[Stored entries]

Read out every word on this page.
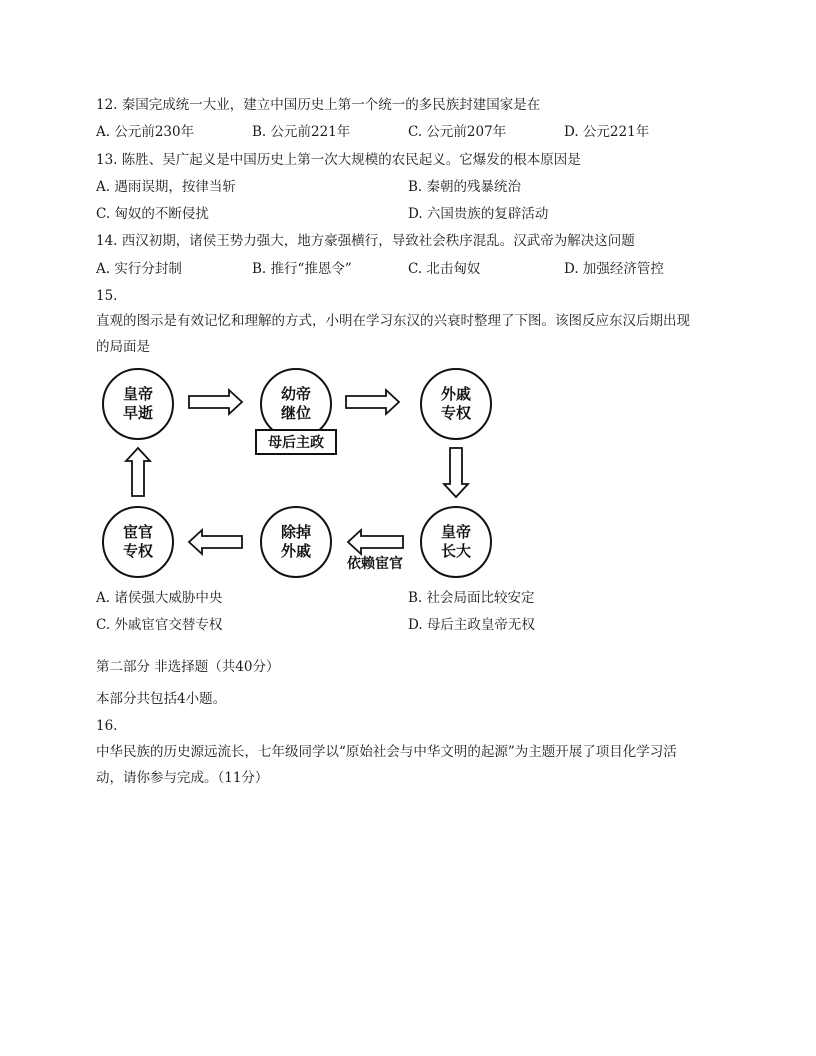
12. 秦国完成统一大业，建立中国历史上第一个统一的多民族封建国家是在
A. 公元前230年	B. 公元前221年	C. 公元前207年	D. 公元221年
13. 陈胜、吴广起义是中国历史上第一次大规模的农民起义。它爆发的根本原因是
A. 遇雨误期，按律当斩	B. 秦朝的残暴统治
C. 匈奴的不断侵扰	D. 六国贵族的复辟活动
14. 西汉初期，诸侯王势力强大，地方豪强横行，导致社会秩序混乱。汉武帝为解决这问题
A. 实行分封制	B. 推行“推恩令”	C. 北击匈奴	D. 加强经济管控
15.
直观的图示是有效记忆和理解的方式，小明在学习东汉的兴衰时整理了下图。该图反应东汉后期出现
的局面是
皇帝
早逝
幼帝
继位
外戚
专权
皇帝
长大
除掉
外戚
宦官
专权
母后主政
依赖宦官
A. 诸侯强大威胁中央	B. 社会局面比较安定
C. 外戚宦官交替专权	D. 母后主政皇帝无权
第二部分 非选择题（共40分）
本部分共包括4小题。
16.
中华民族的历史源远流长，七年级同学以“原始社会与中华文明的起源”为主题开展了项目化学习活
动，请你参与完成。（11分）
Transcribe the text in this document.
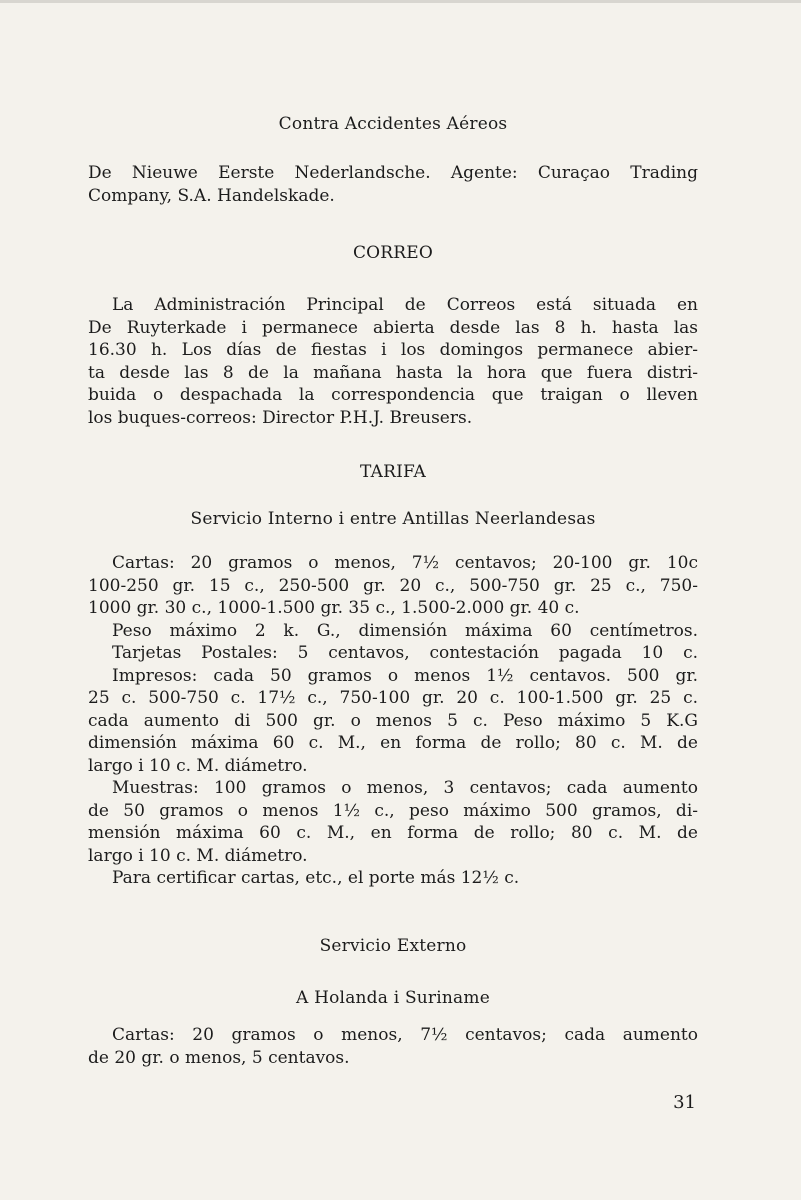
Contra Accidentes Aéreos
De Nieuwe Eerste Nederlandsche. Agente: Curaçao Trading
Company, S.A. Handelskade.
CORREO
La Administración Principal de Correos está situada en
De Ruyterkade i permanece abierta desde las 8 h. hasta las
16.30 h. Los días de fiestas i los domingos permanece abier-
ta desde las 8 de la mañana hasta la hora que fuera distri-
buida o despachada la correspondencia que traigan o lleven
los buques-correos: Director P.H.J. Breusers.
TARIFA
Servicio Interno i entre Antillas Neerlandesas
Cartas: 20 gramos o menos, 7½ centavos; 20-100 gr. 10c
100-250 gr. 15 c., 250-500 gr. 20 c., 500-750 gr. 25 c., 750-
1000 gr. 30 c., 1000-1.500 gr. 35 c., 1.500-2.000 gr. 40 c.
Peso máximo 2 k. G., dimensión máxima 60 centímetros.
Tarjetas Postales: 5 centavos, contestación pagada 10 c.
Impresos: cada 50 gramos o menos 1½ centavos. 500 gr.
25 c. 500-750 c. 17½ c., 750-100 gr. 20 c. 100-1.500 gr. 25 c.
cada aumento di 500 gr. o menos 5 c. Peso máximo 5 K.G
dimensión máxima 60 c. M., en forma de rollo; 80 c. M. de
largo i 10 c. M. diámetro.
Muestras: 100 gramos o menos, 3 centavos; cada aumento
de 50 gramos o menos 1½ c., peso máximo 500 gramos, di-
mensión máxima 60 c. M., en forma de rollo; 80 c. M. de
largo i 10 c. M. diámetro.
Para certificar cartas, etc., el porte más 12½ c.
Servicio Externo
A Holanda i Suriname
Cartas: 20 gramos o menos, 7½ centavos; cada aumento
de 20 gr. o menos, 5 centavos.
31
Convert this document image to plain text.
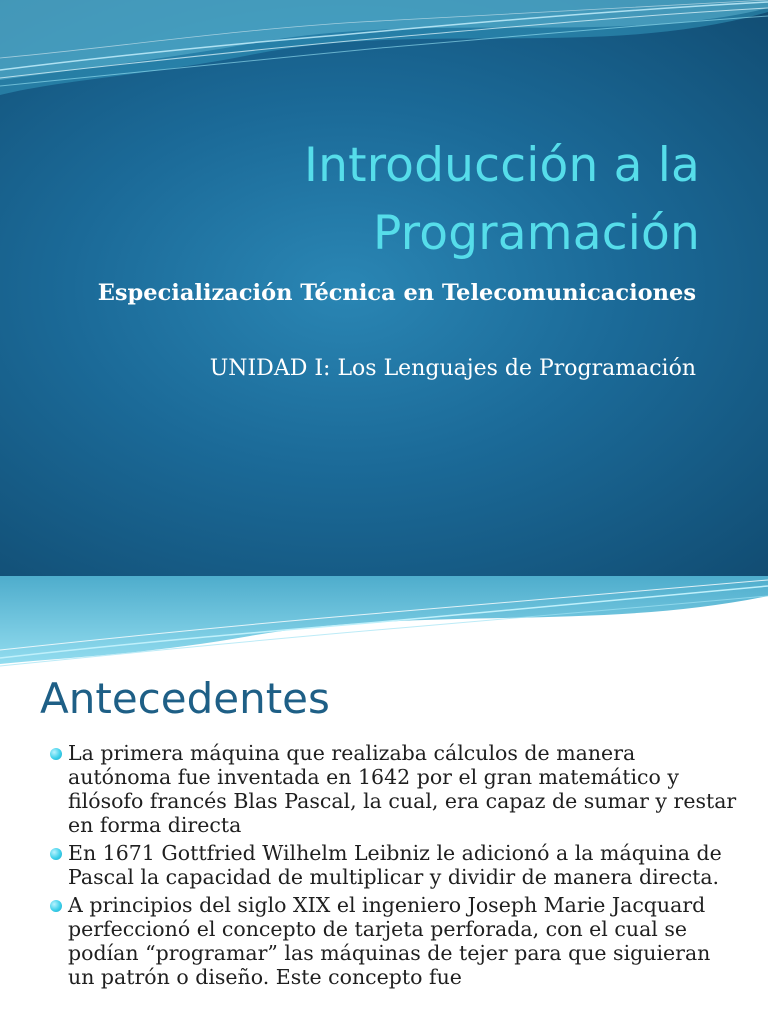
Introducción a la
Programación

Especialización Técnica en Telecomunicaciones

UNIDAD I: Los Lenguajes de Programación

Antecedentes
La primera máquina que realizaba cálculos de manera autónoma fue inventada en 1642 por el gran matemático y filósofo francés Blas Pascal, la cual, era capaz de sumar y restar en forma directa
En 1671 Gottfried Wilhelm Leibniz le adicionó a la máquina de Pascal la capacidad de multiplicar y dividir de manera directa.
A principios del siglo XIX el ingeniero Joseph Marie Jacquard perfeccionó el concepto de tarjeta perforada, con el cual se podían “programar” las máquinas de tejer para que siguieran un patrón o diseño. Este concepto fue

■ Problem details ■
Copy out all lines that carry the word "Programación".

■ Right answer ■
Programación
UNIDAD I: Los Lenguajes de Programación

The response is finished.